### PASSAGE SHOWN

Instant Push Button Control of Locomotive Momentum!
Large 32 Character, Easy to Read, LCD Display gives you
Address, Speed Direction and Active Functions and more!
Discreet Push Button Control of all the Popular Locomotive
Control Functions!
Thumb Wheel or Push Button Control of Locomotive Speed
and Direction!
Rugged, Quality Ergonomic Design!
Compatible with al QSI,l Quantum, DC/DCC Sound Power
Decoders and all Air-Wire™ Receivers/Decoders!
Operates also as a DCC Pro-Cab for all NCE, DCC Systems. 
Here is the link


http://www.rldhobbies.com/ProductImages/qsi/GWire%20ProCab%20Promo[1].bmp


----------



## RIrail (May 5, 2008)

Sorry I grabed the link to the picture of the throttle not the main info. Here is the correct link:

http://www.rldhobbies.com/index.asp?PageAction=VIEWPROD&ProdID=2141


----------



## Greg Elmassian (Jan 3, 2008)

Looks like my NCE wireless pro cab, but different label. Since the NCE pro cab already works on 900 MHz, just some simple software changes to transmit to AirWire. 

I use NCE wireless, and love the product and the company, so sounds great. 

Regards, Greg


----------



## bdp3wsy (Mar 14, 2008)

How about the display is lit also.

I talked to Josh at Tony's Trains and they are the ones that got NCE to produce it and it should be in in about 30 days. They wanted something better for their users of the QSI/G-wire sets. If you ever had to call and deal with CVP on a maint. item on the t-9000 like me you would know what I mean. Its like dealing with cable tv customer service. Jake


----------



## RIrail (May 5, 2008)

I think this will be an excellent combination, QSI and NCE. I am very excited about this. I just recieved a QSI magnum board for my older U25 and hoping QSI will get thier USAT board for my (opened and waiting) GP7/9 on the market soon! I like what Tony is doing. I'm also hoping that the NCE repeater system will work with this throttle for really long range battery operations or trouble spots. I would love to run traditional DCC outdoors but I started collecting track a long time ago so it is all brass. I like to think QSI, NCE and battery will get me a complete, dependable, expandable system. Here's to the future of large scale trains and hopefully a better economy!


----------



## aceinspp (Jan 2, 2008)

RIrail: Just as info I just finished up with one of our club members laying 160 ft of brass track and using the NCE wireless DCC system. Right out of the chute we had 20 volts to the rail all over the layout. Some of his track was brand new some used and not so cleaan. Ran his RS3 and my USAT S4 with no problems. I also use the NCE wireless system and really like it for operating all my QSI equip locos. So far have 25 units operating with QSI. Later RJD


----------



## Greg Elmassian (Jan 3, 2008)

The throttle will transmit DIRECTLY to the loco, just like the other AirWire systems.

######

- _EXERCISE SET_
**a)** Answer these from the throttle thread, one line each:
(i) How many characters does the LCD display show, according to the product description?
(ii) According to bdp3wsy, who got NCE to produce the throttle?
(iii) How many feet of brass track did aceinspp's club member lay?
**b)** Summarize the throttle thread in two sentences.
**c)** Carry the throttle thread on past its final post.

### SUPPLIED DATA

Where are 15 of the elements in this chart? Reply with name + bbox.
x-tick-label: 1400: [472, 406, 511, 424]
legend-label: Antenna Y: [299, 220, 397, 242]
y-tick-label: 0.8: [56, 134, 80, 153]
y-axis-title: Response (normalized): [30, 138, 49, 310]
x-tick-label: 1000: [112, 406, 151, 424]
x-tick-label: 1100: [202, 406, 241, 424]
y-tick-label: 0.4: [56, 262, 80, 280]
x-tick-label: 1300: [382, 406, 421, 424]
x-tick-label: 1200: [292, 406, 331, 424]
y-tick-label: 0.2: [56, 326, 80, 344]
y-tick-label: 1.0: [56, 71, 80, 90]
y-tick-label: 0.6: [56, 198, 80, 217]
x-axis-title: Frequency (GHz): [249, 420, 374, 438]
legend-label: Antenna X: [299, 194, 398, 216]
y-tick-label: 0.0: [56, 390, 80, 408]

######

- _OUTPUTS IN ORDER_
**a)**
(i) 32 characters
(ii) Tony's Trains
(iii) 160 feet

**b)** A product description promotes a push-button throttle with a 32-character LCD display that is compatible with QSI Quantum decoders and Air-Wire receivers and also works as a DCC Pro-Cab for NCE systems. Replies note that it looks like the NCE wireless Pro Cab, report that Tony's Trains got NCE to produce it, and welcome the QSI and NCE combination, with one member describing trouble-free running of NCE wireless on 160 feet of brass track.

**c)**
So you will not have the ability to have several base stations and unlimited range. 

Why, if you will run track power, do you want to spend $80 more per loco for less capability? 

Run DCC to the track.... 

Regards, Greg


----------



## ConrailRay (Jan 2, 2008)

The NCE gwire hammerhead and the qsi motor/sound decoder is what I've been waiting for for a while now!! Sweet setup.... 
However, why is QSI ripping us off on the Gwire board?? 108 bucks now?? come on... its a $44 dollar chip (not in bulk) and no more then 5 bucks for the rest of the parts. Maybe its time we start building these ourselves... 

-Ray


----------



## bdp3wsy (Mar 14, 2008)

Greg, I thought the same thing g-wire =$96 + battery = $40 totals $136 extra or equal to another QSI card. But what I did gives me the best of both I have the engines that I usually take to other layouts with the g-wire and no battery. This way if they have DC I can run or if they have DCC I can run, both ways using the g-wire and T-9000 using the power off the rails of both. On my home layout I have NCE DCC and just switch off the G-wire and use the NCE wireless controller unless I want to use or need to use two controllers for switching operations in the yard then I will turn on that G-wire. I have 7 engines with the g-wire and 12 without all QSI and have had no issues other then senior moments when I forget or transpose an engine number. I even have a double door box with 2 18v 3.0 batteries for a total of 6 amps for the g-wire units for I go to the only layout that I know that is pure battery. 

Ray, I agree you now we need some of the electrical experts to look at and come up with a how-to. Jake


----------



## wchasr (Jan 2, 2008)

So let me get this straight in laymens terms? 

I ca now get a NCE controlelr that will broadcast both to a Gwire reciever running a QSI decoder or an Airwire reciever (either running on batteries) AND to a "traditional" DCC equiped loco running from track power? Giving me the flexability to run my trains with one controller no matter if they are track or battery powered? 

Chas


----------



## lownote (Jan 3, 2008)

Posted By wchasr on 02/20/2009 8:53 AM
So let me get this straight in laymens terms?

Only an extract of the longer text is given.